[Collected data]

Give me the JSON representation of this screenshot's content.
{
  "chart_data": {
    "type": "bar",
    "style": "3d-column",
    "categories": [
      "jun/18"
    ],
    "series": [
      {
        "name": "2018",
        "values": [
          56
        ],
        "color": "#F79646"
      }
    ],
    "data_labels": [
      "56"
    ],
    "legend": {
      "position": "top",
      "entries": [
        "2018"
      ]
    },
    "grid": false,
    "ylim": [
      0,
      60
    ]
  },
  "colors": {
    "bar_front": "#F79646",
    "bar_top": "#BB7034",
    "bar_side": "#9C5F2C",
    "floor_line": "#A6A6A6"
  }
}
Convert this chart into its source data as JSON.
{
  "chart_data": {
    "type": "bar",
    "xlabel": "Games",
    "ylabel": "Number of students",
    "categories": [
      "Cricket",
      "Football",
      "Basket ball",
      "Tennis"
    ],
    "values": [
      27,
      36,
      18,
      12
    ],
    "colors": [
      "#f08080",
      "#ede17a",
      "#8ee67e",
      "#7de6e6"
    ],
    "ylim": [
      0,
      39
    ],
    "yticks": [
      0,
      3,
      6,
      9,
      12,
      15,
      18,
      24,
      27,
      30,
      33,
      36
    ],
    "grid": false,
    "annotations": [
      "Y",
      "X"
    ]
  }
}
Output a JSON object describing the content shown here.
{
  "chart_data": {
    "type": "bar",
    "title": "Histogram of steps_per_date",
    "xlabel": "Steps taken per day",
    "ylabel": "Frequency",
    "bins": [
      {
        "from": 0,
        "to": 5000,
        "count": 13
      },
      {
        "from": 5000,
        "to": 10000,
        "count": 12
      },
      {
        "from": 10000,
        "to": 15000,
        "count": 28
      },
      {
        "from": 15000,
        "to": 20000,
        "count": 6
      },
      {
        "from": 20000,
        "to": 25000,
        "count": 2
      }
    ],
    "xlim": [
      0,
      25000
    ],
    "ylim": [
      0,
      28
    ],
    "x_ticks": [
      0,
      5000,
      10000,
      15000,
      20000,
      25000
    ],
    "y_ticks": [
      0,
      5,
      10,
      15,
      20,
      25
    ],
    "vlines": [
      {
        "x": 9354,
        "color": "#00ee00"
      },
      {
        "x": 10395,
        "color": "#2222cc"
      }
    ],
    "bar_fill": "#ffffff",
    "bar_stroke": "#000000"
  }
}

WHAT IS BEING ASKED:
Transcribe all entries exactly as they are given.

TASK RESULT:
Give me the JSON representation of this screenshot's content.
{
  "chart_data": {
    "type": "bar",
    "style": "3d-column",
    "categories": [
      "jun/18"
    ],
    "series": [
      {
        "name": "2018",
        "values": [
          56
        ],
        "color": "#F79646"
      }
    ],
    "data_labels": [
      "56"
    ],
    "legend": {
      "position": "top",
      "entries": [
        "2018"
      ]
    },
    "grid": false,
    "ylim": [
      0,
      60
    ]
  },
  "colors": {
    "bar_front": "#F79646",
    "bar_top": "#BB7034",
    "bar_side": "#9C5F2C",
    "floor_line": "#A6A6A6"
  }
}
Convert this chart into its source data as JSON.
{
  "chart_data": {
    "type": "bar",
    "xlabel": "Games",
    "ylabel": "Number of students",
    "categories": [
      "Cricket",
      "Football",
      "Basket ball",
      "Tennis"
    ],
    "values": [
      27,
      36,
      18,
      12
    ],
    "colors": [
      "#f08080",
      "#ede17a",
      "#8ee67e",
      "#7de6e6"
    ],
    "ylim": [
      0,
      39
    ],
    "yticks": [
      0,
      3,
      6,
      9,
      12,
      15,
      18,
      24,
      27,
      30,
      33,
      36
    ],
    "grid": false,
    "annotations": [
      "Y",
      "X"
    ]
  }
}
Output a JSON object describing the content shown here.
{
  "chart_data": {
    "type": "bar",
    "title": "Histogram of steps_per_date",
    "xlabel": "Steps taken per day",
    "ylabel": "Frequency",
    "bins": [
      {
        "from": 0,
        "to": 5000,
        "count": 13
      },
      {
        "from": 5000,
        "to": 10000,
        "count": 12
      },
      {
        "from": 10000,
        "to": 15000,
        "count": 28
      },
      {
        "from": 15000,
        "to": 20000,
        "count": 6
      },
      {
        "from": 20000,
        "to": 25000,
        "count": 2
      }
    ],
    "xlim": [
      0,
      25000
    ],
    "ylim": [
      0,
      28
    ],
    "x_ticks": [
      0,
      5000,
      10000,
      15000,
      20000,
      25000
    ],
    "y_ticks": [
      0,
      5,
      10,
      15,
      20,
      25
    ],
    "vlines": [
      {
        "x": 9354,
        "color": "#00ee00"
      },
      {
        "x": 10395,
        "color": "#2222cc"
      }
    ],
    "bar_fill": "#ffffff",
    "bar_stroke": "#000000"
  }
}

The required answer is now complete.